**Records excerpted from a collection**

════════

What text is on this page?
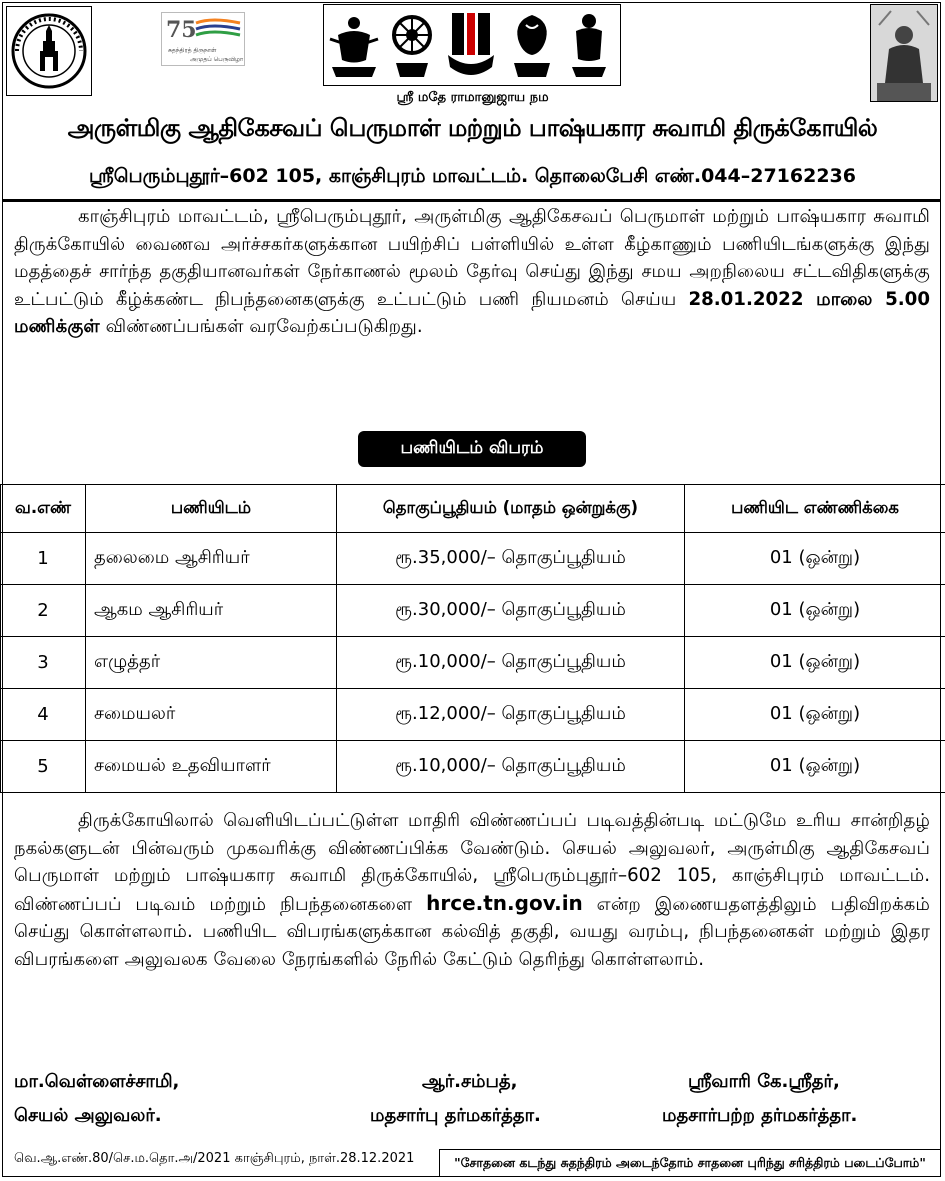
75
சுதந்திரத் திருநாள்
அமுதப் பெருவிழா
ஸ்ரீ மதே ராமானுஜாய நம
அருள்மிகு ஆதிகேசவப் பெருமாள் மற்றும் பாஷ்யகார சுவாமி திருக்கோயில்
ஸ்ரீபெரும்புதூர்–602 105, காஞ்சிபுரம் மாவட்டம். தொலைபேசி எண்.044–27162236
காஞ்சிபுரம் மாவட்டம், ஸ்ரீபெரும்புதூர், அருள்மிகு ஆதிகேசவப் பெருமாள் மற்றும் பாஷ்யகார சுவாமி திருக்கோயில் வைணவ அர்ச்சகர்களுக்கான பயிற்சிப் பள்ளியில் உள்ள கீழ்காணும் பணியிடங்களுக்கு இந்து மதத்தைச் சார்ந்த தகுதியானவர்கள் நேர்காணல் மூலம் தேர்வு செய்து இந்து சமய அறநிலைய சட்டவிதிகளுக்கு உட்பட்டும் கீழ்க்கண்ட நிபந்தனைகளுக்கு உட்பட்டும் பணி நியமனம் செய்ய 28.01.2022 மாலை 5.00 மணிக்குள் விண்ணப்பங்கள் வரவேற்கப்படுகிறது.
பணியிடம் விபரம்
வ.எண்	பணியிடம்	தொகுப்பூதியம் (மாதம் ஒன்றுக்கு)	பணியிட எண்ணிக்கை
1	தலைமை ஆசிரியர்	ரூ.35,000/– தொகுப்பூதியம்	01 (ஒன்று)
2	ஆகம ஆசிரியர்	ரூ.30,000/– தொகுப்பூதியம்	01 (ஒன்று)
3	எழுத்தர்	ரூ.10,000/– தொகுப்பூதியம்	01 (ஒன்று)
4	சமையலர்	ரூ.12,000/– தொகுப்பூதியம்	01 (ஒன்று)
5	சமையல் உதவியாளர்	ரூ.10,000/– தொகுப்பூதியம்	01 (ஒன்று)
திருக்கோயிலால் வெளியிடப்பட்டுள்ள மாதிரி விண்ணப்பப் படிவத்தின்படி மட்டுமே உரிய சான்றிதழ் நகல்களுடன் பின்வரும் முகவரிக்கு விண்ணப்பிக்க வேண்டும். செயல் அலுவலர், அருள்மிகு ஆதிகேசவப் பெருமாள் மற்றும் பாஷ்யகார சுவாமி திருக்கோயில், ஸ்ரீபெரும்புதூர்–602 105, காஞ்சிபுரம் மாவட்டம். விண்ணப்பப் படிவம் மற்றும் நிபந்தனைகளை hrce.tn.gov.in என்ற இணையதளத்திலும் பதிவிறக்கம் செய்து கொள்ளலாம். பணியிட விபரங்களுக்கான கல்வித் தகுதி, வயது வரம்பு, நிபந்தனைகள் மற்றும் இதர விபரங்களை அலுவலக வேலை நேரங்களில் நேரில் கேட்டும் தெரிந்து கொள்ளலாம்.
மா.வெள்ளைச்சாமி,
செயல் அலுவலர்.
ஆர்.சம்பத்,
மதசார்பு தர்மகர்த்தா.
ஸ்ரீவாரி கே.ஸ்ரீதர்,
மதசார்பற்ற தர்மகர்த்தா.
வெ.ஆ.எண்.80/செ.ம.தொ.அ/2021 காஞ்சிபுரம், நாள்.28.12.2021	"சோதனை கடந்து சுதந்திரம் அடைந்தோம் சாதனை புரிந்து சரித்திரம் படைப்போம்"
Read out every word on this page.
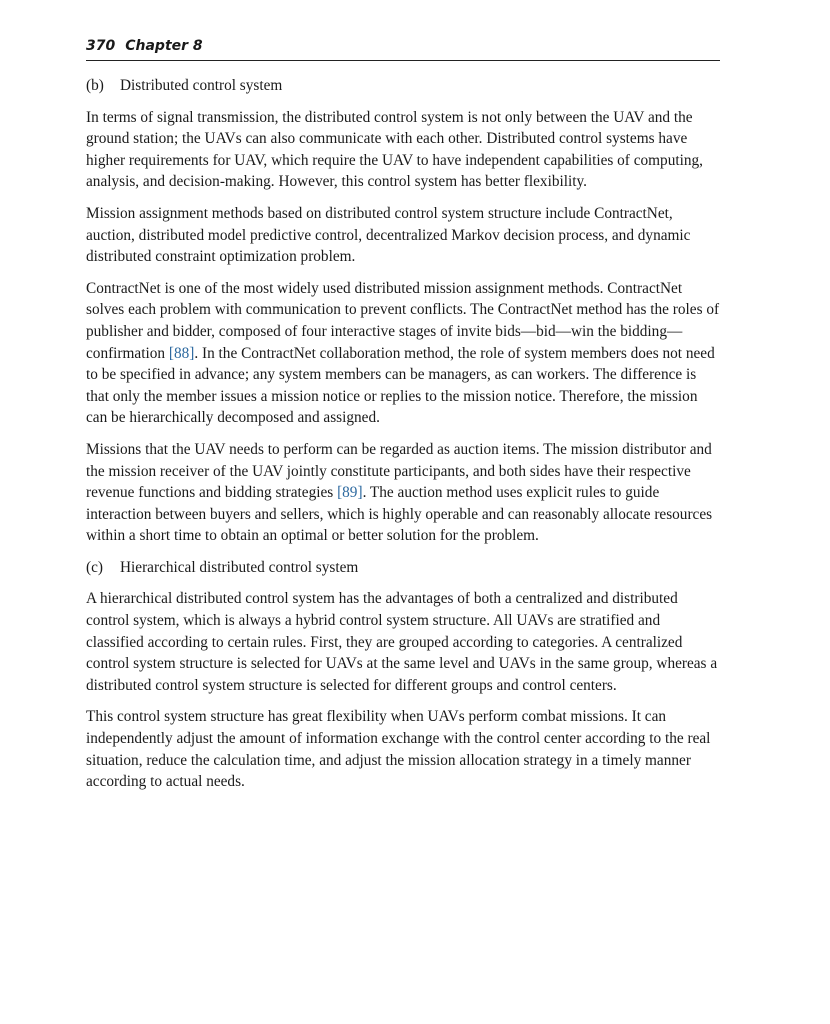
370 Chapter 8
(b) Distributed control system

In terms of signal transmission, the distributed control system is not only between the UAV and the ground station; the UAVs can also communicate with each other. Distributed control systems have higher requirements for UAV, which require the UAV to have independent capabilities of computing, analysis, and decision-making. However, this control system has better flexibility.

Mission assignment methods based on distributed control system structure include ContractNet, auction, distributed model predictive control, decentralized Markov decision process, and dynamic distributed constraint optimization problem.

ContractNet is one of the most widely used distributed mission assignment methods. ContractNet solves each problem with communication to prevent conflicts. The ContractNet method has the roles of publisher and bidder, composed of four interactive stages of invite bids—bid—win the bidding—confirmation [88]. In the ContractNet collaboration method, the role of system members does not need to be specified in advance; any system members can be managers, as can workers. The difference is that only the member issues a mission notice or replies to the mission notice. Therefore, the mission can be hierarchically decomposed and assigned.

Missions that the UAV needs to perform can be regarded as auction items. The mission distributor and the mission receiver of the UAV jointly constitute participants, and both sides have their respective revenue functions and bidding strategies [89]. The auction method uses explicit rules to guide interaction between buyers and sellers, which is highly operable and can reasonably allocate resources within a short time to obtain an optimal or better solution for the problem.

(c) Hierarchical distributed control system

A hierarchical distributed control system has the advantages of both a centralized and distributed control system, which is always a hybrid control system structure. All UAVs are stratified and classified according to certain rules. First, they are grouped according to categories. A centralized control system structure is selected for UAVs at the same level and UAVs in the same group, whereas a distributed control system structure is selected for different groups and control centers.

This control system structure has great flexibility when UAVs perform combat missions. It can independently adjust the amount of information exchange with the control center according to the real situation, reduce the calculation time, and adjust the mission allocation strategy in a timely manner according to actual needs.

════════

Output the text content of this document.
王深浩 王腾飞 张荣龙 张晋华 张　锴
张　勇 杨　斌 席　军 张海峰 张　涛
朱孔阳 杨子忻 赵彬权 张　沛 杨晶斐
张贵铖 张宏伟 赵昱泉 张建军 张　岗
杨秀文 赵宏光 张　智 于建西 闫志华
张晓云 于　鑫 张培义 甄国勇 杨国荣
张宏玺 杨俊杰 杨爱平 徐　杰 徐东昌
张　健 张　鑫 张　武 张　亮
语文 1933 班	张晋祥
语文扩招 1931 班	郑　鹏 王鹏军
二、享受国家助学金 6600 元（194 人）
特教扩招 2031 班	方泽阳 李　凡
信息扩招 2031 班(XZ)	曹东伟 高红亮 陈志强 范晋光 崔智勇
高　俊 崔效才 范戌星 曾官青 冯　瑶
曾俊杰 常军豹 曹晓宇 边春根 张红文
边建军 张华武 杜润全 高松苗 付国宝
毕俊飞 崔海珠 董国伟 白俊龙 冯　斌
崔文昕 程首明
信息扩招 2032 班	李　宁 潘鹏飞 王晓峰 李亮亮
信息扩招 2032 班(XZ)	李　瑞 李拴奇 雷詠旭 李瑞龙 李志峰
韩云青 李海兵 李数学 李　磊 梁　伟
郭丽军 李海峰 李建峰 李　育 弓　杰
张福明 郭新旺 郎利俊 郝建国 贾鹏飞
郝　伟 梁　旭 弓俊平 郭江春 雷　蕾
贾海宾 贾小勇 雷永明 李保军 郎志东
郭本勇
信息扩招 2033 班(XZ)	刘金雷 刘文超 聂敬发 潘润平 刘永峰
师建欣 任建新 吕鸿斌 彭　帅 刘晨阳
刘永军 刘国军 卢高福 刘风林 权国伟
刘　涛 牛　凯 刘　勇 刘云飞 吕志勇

════════

**PROBLEM**
For the string "rules", count the lines of the entries above that include it; answer with the number only.

**SOLUTION BELOW**
2